WRITTEN EXERCISE >>
Go to the line that contains "Extract all readable text from this page.", then write out that line and all that follow to the end of the listing, exactly and without pictures.

RECORD LIST >>
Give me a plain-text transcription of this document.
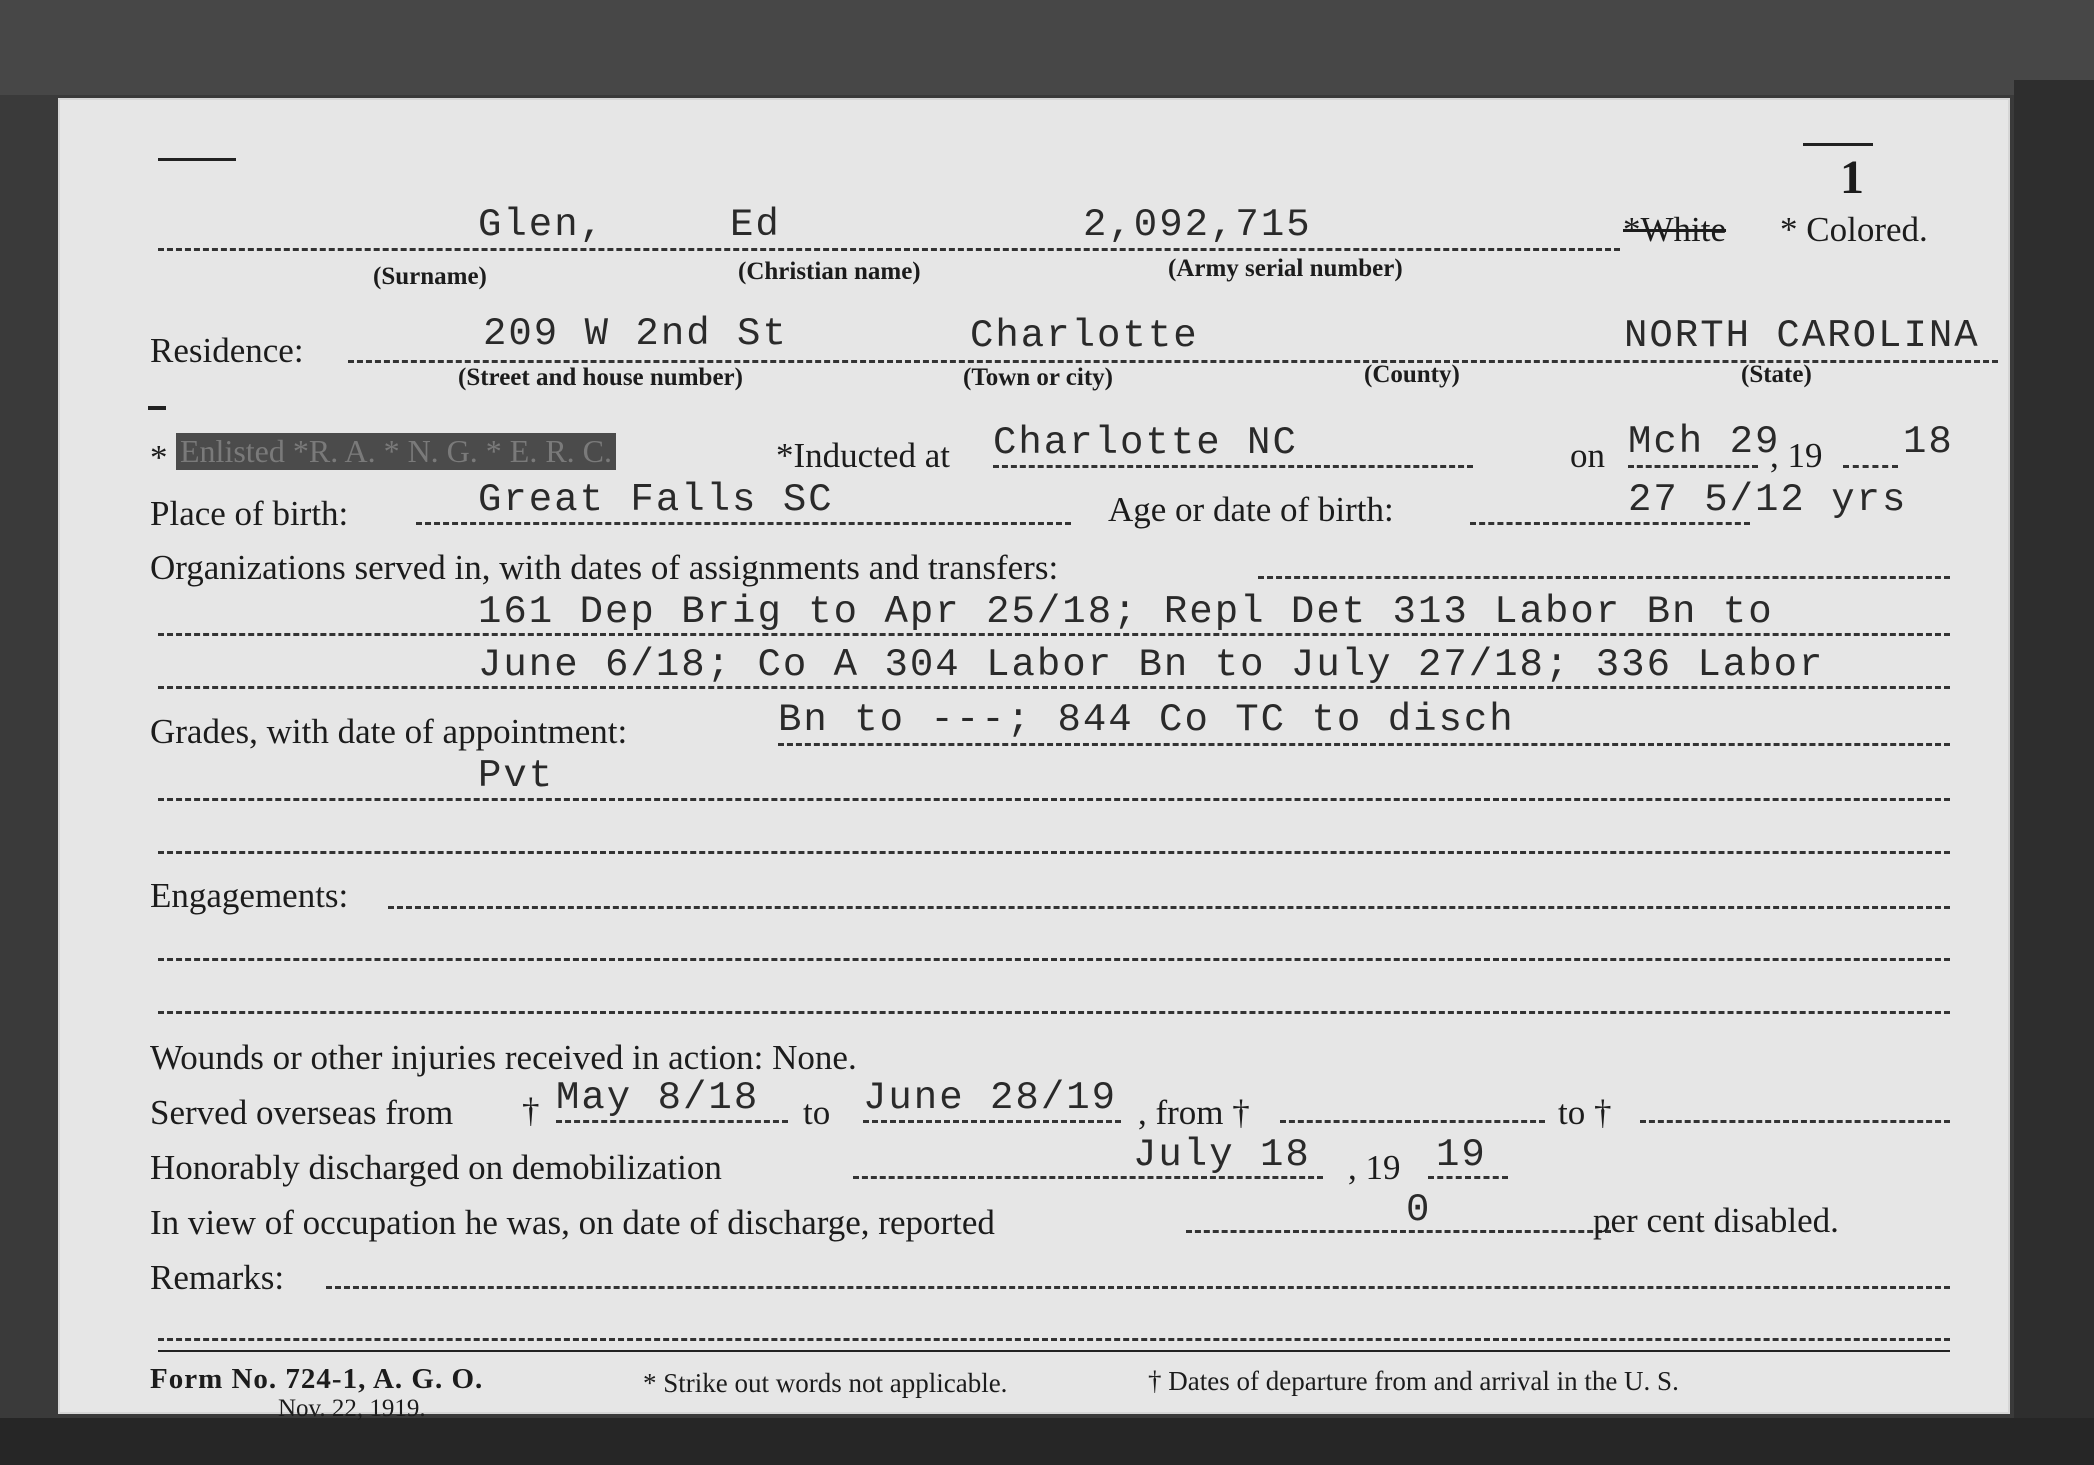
1
Glen,	Ed	2,092,715	*White * Colored.
(Surname)	(Christian name)	(Army serial number)
Residence:	209 W 2nd St	Charlotte	NORTH CAROLINA
(Street and house number)	(Town or city)	(County)	(State)
* Enlisted *R. A. * N. G. * E. R. C.	*Inducted at Charlotte NC	on Mch 29
, 19 18
Place of birth:	Great Falls SC	Age or date of birth:	27 5/12 yrs
Organizations served in, with dates of assignments and transfers:
161 Dep Brig to Apr 25/18; Repl Det 313 Labor Bn to
June 6/18; Co A 304 Labor Bn to July 27/18; 336 Labor
Grades, with date of appointment:	Bn to ---; 844 Co TC to disch
Pvt
Engagements:
Wounds or other injuries received in action: None.
Served overseas from † May 8/18 to June 28/19 , from †	to †
Honorably discharged on demobilization	July 18 , 19 19
In view of occupation he was, on date of discharge, reported	0	per cent disabled.
Remarks:
Form No. 724-1, A. G. O.
Nov. 22, 1919.
* Strike out words not applicable.	† Dates of departure from and arrival in the U. S.
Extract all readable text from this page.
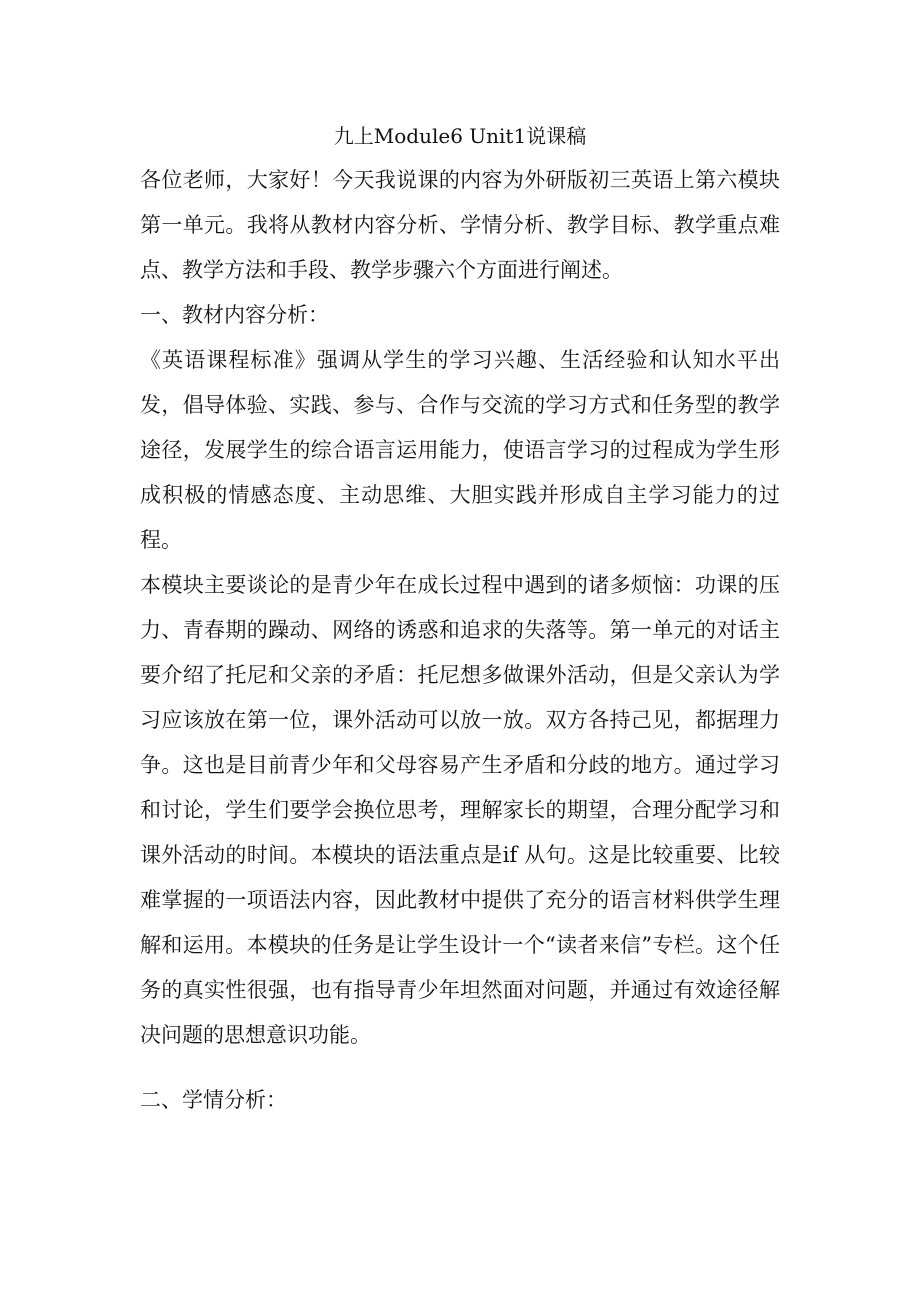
九上Module6 Unit1说课稿

各位老师，大家好！今天我说课的内容为外研版初三英语上第六模块第一单元。我将从教材内容分析、学情分析、教学目标、教学重点难点、教学方法和手段、教学步骤六个方面进行阐述。

一、教材内容分析：

《英语课程标准》强调从学生的学习兴趣、生活经验和认知水平出发，倡导体验、实践、参与、合作与交流的学习方式和任务型的教学途径，发展学生的综合语言运用能力，使语言学习的过程成为学生形成积极的情感态度、主动思维、大胆实践并形成自主学习能力的过程。

本模块主要谈论的是青少年在成长过程中遇到的诸多烦恼：功课的压力、青春期的躁动、网络的诱惑和追求的失落等。第一单元的对话主要介绍了托尼和父亲的矛盾：托尼想多做课外活动，但是父亲认为学习应该放在第一位，课外活动可以放一放。双方各持己见，都据理力争。这也是目前青少年和父母容易产生矛盾和分歧的地方。通过学习和讨论，学生们要学会换位思考，理解家长的期望，合理分配学习和课外活动的时间。本模块的语法重点是if 从句。这是比较重要、比较难掌握的一项语法内容，因此教材中提供了充分的语言材料供学生理解和运用。本模块的任务是让学生设计一个“读者来信”专栏。这个任务的真实性很强，也有指导青少年坦然面对问题，并通过有效途径解决问题的思想意识功能。

二、学情分析：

ANSWER TO THIS EXERCISE >>
Extract all readable text from this page.
九上Module6 Unit1说课稿

各位老师，大家好！今天我说课的内容为外研版初三英语上第六模块第一单元。我将从教材内容分析、学情分析、教学目标、教学重点难点、教学方法和手段、教学步骤六个方面进行阐述。

一、教材内容分析：

《英语课程标准》强调从学生的学习兴趣、生活经验和认知水平出发，倡导体验、实践、参与、合作与交流的学习方式和任务型的教学途径，发展学生的综合语言运用能力，使语言学习的过程成为学生形成积极的情感态度、主动思维、大胆实践并形成自主学习能力的过程。

本模块主要谈论的是青少年在成长过程中遇到的诸多烦恼：功课的压力、青春期的躁动、网络的诱惑和追求的失落等。第一单元的对话主要介绍了托尼和父亲的矛盾：托尼想多做课外活动，但是父亲认为学习应该放在第一位，课外活动可以放一放。双方各持己见，都据理力争。这也是目前青少年和父母容易产生矛盾和分歧的地方。通过学习和讨论，学生们要学会换位思考，理解家长的期望，合理分配学习和课外活动的时间。本模块的语法重点是if 从句。这是比较重要、比较难掌握的一项语法内容，因此教材中提供了充分的语言材料供学生理解和运用。本模块的任务是让学生设计一个“读者来信”专栏。这个任务的真实性很强，也有指导青少年坦然面对问题，并通过有效途径解决问题的思想意识功能。

二、学情分析：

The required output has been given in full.